* BEGIN EXTRACTED MATERIAL *

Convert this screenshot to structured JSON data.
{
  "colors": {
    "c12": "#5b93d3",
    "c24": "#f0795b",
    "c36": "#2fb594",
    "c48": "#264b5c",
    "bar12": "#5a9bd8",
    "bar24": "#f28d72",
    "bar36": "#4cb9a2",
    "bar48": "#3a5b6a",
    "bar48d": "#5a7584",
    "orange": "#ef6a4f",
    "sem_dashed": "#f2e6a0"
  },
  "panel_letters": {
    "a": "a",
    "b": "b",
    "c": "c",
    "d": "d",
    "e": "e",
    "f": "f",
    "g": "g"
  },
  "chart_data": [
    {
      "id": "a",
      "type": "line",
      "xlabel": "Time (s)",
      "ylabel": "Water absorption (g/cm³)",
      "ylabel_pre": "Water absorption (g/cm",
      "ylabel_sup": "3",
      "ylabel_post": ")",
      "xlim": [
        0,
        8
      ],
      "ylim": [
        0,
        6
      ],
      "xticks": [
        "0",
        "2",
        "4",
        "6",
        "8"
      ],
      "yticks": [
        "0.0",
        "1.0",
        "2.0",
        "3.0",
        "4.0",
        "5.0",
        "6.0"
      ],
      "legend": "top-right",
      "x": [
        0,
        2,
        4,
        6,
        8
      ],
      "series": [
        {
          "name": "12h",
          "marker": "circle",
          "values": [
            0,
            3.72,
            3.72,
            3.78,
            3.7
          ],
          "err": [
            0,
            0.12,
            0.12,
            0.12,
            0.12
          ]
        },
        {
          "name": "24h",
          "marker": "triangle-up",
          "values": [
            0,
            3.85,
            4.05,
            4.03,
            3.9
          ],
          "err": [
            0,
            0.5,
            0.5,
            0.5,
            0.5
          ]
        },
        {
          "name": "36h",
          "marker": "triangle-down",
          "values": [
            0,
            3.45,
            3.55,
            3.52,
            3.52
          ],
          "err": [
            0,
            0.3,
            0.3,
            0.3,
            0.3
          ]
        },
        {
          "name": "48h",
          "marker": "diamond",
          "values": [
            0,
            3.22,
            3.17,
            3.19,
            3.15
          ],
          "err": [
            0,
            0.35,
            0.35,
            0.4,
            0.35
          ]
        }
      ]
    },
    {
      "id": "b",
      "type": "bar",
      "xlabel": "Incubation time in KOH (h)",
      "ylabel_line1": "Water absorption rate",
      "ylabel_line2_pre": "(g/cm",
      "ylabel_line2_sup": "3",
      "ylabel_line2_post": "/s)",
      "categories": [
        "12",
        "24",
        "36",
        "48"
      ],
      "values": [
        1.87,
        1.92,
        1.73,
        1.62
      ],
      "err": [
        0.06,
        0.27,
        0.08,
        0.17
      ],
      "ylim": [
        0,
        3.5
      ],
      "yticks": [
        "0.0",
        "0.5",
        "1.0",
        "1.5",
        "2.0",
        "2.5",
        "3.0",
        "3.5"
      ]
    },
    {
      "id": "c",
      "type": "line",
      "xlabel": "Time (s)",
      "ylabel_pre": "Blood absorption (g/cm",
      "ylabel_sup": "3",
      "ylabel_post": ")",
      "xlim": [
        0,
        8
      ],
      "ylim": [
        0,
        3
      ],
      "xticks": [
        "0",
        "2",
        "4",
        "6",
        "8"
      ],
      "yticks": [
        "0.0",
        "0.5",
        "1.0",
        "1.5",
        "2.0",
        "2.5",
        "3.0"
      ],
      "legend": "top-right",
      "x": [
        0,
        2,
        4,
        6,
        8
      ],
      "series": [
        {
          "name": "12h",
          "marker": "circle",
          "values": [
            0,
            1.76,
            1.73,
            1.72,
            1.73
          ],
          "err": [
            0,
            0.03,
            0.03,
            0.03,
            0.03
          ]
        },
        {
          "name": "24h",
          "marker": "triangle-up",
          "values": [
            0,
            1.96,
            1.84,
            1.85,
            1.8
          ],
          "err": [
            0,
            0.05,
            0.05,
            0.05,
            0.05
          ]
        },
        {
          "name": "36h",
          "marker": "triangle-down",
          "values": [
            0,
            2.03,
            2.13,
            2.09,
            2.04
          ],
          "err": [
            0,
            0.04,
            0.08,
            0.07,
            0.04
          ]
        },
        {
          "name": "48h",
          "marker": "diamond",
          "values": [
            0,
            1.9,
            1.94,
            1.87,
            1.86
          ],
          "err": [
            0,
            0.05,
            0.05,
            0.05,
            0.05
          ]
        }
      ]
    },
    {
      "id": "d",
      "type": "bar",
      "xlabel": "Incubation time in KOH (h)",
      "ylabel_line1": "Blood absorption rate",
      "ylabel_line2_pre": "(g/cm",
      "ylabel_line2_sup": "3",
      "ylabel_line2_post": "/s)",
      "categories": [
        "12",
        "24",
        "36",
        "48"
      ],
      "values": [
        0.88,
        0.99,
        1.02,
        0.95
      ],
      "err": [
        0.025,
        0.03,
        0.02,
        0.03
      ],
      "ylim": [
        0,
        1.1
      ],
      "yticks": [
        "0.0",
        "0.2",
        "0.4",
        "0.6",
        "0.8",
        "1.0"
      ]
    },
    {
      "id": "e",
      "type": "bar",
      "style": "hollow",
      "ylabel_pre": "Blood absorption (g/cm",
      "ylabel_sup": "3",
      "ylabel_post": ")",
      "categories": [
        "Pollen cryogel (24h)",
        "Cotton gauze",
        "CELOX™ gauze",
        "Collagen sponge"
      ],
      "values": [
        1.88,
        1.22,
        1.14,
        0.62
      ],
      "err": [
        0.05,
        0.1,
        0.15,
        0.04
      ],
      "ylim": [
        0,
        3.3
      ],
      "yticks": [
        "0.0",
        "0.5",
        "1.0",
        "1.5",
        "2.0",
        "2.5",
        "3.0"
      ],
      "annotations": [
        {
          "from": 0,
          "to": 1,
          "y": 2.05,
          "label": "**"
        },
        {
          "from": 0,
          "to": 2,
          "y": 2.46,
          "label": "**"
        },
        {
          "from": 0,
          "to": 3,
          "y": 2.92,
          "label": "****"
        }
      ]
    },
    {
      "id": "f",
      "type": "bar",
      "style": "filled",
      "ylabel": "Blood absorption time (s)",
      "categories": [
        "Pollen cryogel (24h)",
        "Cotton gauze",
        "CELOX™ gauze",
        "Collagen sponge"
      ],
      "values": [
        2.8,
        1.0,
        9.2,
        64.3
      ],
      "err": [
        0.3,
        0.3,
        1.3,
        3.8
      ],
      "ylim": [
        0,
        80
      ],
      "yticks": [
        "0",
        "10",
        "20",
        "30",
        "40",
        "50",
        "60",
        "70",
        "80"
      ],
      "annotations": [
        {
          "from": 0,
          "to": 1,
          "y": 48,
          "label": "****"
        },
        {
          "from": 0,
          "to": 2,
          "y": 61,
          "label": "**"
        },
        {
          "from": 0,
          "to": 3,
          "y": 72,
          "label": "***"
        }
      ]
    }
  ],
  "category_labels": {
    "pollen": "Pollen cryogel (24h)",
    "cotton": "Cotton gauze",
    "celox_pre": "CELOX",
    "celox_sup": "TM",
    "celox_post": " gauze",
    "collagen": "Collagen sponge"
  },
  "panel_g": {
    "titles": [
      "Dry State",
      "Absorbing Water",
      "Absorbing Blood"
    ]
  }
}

* END EXTRACTED MATERIAL *
* BEGIN EXTRACTED MATERIAL *

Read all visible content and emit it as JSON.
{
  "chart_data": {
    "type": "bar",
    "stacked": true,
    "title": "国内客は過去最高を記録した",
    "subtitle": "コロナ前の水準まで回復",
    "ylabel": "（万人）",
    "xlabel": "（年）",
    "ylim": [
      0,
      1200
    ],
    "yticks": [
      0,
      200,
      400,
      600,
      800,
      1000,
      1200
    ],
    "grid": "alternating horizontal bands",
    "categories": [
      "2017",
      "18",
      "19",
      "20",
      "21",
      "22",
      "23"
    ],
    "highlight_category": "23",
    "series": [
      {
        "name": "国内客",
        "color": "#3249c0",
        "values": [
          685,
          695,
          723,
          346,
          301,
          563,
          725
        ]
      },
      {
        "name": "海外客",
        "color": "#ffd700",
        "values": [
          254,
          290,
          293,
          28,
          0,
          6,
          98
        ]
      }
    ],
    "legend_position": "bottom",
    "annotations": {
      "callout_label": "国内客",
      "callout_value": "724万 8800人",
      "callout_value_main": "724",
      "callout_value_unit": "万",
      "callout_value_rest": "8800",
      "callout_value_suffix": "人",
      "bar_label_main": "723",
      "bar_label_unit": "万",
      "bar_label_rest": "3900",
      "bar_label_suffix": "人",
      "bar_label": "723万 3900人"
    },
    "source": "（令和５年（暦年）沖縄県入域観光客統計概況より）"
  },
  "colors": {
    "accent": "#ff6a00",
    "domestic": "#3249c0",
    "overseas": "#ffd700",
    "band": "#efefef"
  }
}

* END EXTRACTED MATERIAL *
* BEGIN EXTRACTED MATERIAL *

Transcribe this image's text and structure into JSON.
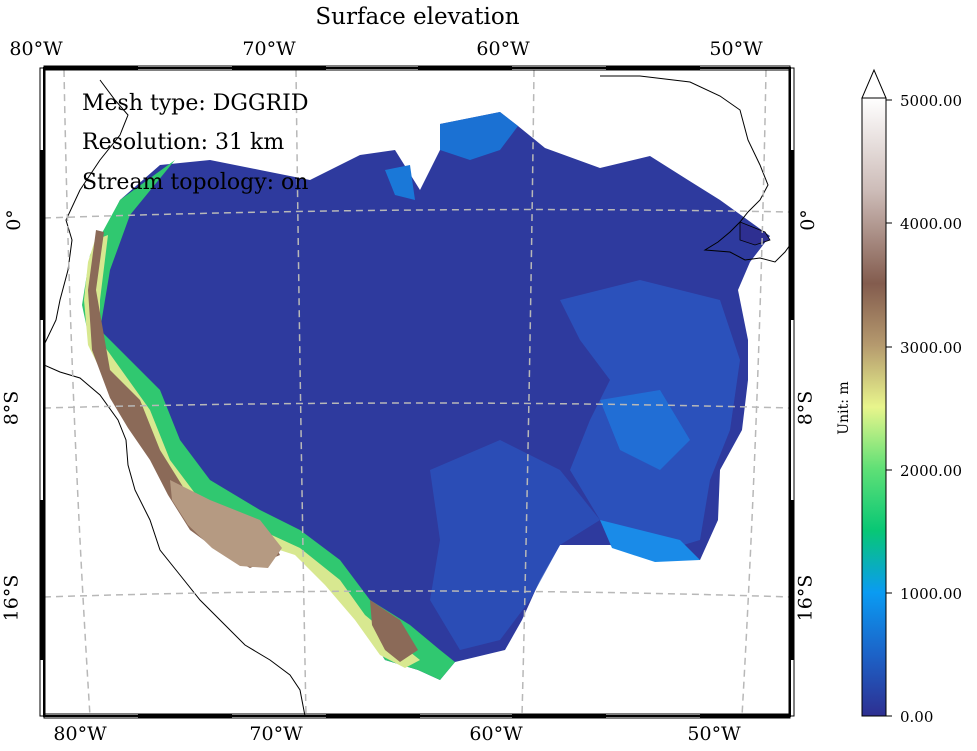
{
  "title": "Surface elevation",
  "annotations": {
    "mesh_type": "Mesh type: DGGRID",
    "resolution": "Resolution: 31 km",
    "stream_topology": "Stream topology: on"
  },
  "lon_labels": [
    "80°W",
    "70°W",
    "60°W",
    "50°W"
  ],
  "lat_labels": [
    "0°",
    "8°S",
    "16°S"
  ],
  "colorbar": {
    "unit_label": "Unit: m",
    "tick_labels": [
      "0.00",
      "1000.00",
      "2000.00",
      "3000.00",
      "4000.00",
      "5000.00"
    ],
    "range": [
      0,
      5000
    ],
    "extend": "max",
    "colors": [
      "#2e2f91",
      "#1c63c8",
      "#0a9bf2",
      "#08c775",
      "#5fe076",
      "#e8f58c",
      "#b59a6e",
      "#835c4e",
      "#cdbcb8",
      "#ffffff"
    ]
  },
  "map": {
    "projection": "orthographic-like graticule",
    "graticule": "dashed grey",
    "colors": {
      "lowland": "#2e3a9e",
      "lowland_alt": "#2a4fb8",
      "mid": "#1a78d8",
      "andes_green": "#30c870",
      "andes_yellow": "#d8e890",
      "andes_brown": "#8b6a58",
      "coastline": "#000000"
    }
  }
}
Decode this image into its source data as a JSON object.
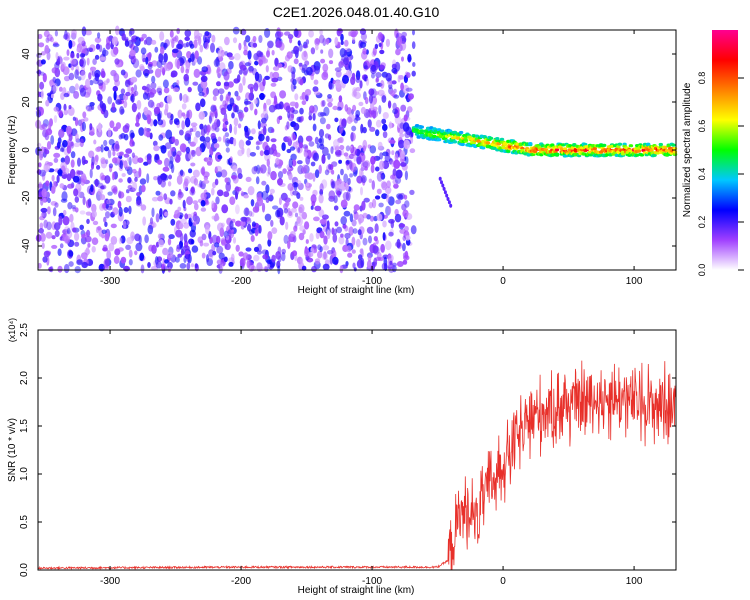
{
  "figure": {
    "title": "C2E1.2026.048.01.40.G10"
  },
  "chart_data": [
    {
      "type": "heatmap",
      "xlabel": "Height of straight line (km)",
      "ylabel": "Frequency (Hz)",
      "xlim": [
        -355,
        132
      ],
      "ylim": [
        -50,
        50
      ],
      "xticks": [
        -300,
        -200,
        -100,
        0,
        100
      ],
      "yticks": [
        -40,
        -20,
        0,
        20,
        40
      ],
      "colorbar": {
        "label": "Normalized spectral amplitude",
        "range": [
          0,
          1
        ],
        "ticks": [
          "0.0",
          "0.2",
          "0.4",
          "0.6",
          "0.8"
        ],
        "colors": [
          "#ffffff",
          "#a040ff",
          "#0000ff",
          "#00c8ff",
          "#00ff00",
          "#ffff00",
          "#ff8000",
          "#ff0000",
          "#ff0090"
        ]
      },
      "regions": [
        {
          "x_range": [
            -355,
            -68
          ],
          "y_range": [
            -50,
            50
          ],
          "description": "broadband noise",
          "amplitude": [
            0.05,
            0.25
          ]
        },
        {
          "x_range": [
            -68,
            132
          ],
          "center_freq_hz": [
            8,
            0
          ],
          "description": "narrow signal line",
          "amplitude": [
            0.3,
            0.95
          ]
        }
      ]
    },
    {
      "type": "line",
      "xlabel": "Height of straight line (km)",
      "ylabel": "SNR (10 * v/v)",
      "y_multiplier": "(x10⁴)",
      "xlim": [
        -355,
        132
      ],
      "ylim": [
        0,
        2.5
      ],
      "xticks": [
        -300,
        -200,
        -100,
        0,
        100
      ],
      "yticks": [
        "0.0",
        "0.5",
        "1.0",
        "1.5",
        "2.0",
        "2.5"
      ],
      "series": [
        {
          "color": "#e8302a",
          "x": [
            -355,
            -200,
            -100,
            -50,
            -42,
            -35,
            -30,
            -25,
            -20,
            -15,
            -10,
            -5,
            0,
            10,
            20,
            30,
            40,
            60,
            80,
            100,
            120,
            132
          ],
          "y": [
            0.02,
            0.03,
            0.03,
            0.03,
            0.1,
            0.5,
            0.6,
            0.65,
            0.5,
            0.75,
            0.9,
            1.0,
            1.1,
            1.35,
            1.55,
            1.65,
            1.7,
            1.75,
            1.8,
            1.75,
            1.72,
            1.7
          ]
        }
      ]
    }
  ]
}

* END EXTRACTED MATERIAL *

**GIVEN TASK:** Find every line in the listing that holds the string "absorption", then say how many there are as a bare number.

**CORRECT OUTPUT:** 7